■ Stored data:
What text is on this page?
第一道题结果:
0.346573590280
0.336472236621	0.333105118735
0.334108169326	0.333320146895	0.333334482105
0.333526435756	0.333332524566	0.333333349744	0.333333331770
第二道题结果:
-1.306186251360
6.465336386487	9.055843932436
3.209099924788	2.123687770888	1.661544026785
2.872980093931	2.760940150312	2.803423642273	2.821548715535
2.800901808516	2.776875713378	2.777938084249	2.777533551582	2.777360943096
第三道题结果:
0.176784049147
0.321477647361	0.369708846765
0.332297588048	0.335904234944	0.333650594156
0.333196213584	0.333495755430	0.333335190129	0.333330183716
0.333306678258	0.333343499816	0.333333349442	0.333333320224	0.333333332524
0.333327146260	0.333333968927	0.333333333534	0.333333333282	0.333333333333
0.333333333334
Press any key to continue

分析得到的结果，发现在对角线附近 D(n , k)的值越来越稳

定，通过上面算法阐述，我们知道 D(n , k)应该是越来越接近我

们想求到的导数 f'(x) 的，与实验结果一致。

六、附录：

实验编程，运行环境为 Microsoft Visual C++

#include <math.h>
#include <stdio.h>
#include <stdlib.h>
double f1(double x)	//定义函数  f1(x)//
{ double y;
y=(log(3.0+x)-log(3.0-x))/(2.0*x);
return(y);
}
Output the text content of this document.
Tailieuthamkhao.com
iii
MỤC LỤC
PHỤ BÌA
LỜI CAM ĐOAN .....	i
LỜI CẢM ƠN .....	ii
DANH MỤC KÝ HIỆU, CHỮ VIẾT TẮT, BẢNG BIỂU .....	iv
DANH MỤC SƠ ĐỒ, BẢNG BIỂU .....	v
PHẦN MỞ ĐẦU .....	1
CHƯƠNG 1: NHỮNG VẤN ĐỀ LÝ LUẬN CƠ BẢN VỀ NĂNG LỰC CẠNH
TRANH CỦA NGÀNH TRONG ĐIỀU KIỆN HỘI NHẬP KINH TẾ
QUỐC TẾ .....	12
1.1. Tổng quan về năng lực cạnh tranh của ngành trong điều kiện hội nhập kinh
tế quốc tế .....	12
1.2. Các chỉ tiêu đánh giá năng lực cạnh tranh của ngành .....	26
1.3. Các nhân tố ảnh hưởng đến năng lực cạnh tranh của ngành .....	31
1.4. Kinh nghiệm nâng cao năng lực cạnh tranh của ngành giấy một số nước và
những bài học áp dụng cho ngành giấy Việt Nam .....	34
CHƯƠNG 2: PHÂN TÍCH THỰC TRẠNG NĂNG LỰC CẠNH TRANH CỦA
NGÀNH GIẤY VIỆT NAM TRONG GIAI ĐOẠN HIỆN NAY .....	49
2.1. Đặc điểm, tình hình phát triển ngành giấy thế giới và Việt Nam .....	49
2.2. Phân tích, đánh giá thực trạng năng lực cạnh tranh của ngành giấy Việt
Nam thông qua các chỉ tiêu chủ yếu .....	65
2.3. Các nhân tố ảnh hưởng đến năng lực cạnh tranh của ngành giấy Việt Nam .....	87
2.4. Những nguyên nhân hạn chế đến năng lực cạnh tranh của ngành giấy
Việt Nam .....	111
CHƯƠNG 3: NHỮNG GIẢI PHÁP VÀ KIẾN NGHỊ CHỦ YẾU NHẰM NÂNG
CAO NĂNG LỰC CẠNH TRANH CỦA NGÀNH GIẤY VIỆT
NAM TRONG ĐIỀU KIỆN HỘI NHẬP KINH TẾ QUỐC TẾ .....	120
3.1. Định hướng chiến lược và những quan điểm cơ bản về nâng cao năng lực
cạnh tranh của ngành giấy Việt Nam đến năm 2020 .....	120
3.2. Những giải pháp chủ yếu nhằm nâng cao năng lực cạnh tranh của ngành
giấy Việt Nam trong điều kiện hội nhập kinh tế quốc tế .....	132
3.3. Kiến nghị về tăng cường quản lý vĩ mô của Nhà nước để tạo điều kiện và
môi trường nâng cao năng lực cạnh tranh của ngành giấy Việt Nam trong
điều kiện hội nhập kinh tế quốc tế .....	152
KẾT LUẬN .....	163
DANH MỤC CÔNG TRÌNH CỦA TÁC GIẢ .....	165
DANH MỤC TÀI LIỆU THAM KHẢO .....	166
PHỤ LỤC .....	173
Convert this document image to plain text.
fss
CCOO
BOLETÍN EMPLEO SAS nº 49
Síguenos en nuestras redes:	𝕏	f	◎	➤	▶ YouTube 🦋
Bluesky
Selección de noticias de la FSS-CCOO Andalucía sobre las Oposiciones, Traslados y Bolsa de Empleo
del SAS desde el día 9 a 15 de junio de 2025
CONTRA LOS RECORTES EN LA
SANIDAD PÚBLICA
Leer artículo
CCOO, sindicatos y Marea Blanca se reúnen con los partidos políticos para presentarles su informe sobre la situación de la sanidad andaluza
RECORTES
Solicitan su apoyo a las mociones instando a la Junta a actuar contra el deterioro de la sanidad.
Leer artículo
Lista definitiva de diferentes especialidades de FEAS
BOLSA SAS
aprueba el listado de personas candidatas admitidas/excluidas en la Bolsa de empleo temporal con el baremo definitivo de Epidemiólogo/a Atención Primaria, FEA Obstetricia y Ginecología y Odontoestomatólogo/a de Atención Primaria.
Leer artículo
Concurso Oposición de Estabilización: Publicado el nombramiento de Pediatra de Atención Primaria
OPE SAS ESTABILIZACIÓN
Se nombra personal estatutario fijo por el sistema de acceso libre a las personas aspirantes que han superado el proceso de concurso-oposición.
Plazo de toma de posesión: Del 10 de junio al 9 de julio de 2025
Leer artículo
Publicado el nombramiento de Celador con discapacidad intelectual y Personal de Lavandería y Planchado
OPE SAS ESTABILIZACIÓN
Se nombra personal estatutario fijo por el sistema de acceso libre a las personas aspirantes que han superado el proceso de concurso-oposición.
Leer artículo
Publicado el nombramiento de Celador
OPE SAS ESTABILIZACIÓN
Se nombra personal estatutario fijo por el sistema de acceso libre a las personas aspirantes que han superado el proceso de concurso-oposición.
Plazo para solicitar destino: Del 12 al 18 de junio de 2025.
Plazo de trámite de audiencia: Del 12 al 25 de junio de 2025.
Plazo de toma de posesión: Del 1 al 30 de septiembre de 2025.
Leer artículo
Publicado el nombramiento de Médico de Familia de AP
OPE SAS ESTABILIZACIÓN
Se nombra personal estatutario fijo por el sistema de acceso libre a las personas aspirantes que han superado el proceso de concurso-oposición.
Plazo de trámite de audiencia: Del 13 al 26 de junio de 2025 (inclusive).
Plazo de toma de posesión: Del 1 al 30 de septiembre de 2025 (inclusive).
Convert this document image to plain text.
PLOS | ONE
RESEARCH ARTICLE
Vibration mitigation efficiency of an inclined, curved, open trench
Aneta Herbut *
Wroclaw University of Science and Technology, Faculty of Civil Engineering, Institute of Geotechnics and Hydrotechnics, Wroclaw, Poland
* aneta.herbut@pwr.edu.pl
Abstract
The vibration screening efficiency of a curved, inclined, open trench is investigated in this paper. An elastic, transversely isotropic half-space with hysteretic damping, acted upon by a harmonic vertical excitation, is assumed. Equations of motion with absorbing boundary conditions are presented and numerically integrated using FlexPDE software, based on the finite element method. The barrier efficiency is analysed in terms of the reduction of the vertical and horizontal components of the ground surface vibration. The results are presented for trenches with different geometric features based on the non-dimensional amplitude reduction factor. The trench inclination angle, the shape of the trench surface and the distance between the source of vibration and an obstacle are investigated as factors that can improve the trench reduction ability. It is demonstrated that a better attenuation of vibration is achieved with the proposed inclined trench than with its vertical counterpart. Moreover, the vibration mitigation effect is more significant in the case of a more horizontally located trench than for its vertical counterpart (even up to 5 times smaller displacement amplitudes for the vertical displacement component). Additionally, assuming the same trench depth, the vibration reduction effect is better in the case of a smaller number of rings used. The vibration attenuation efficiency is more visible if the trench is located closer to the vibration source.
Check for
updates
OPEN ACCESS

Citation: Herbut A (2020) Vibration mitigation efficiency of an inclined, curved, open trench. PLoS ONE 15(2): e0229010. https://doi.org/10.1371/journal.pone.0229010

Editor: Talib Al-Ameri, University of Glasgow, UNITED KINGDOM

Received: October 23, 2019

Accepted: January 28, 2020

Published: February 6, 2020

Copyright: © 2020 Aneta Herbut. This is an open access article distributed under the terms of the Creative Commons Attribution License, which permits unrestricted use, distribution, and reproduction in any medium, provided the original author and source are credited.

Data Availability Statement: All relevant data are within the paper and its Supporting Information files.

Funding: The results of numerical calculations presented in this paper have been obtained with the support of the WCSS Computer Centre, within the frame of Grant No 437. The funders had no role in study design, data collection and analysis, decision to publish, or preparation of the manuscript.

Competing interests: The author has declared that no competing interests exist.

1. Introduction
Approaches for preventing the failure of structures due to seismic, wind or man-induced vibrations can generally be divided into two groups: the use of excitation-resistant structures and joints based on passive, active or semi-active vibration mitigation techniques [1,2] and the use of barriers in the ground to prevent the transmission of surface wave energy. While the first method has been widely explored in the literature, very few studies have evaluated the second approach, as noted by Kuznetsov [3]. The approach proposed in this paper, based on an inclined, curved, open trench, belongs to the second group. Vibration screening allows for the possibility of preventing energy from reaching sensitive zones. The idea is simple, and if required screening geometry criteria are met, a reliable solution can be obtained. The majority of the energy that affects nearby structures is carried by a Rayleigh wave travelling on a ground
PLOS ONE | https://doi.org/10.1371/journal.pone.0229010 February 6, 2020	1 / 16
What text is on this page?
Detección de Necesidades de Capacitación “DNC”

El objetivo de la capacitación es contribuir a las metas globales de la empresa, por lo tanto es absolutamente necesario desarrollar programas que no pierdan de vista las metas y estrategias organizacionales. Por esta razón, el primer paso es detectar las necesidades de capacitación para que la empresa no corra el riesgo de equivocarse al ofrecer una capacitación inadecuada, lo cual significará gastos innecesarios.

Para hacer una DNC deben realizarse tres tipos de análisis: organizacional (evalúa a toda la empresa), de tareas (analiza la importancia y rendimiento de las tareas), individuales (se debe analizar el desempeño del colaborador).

■ Given instruction: For each line of the listing that holds the word "nước", show that line.

■ Response to the task:
1.4. Kinh nghiệm nâng cao năng lực cạnh tranh của ngành giấy một số nước và
3.3. Kiến nghị về tăng cường quản lý vĩ mô của Nhà nước để tạo điều kiện và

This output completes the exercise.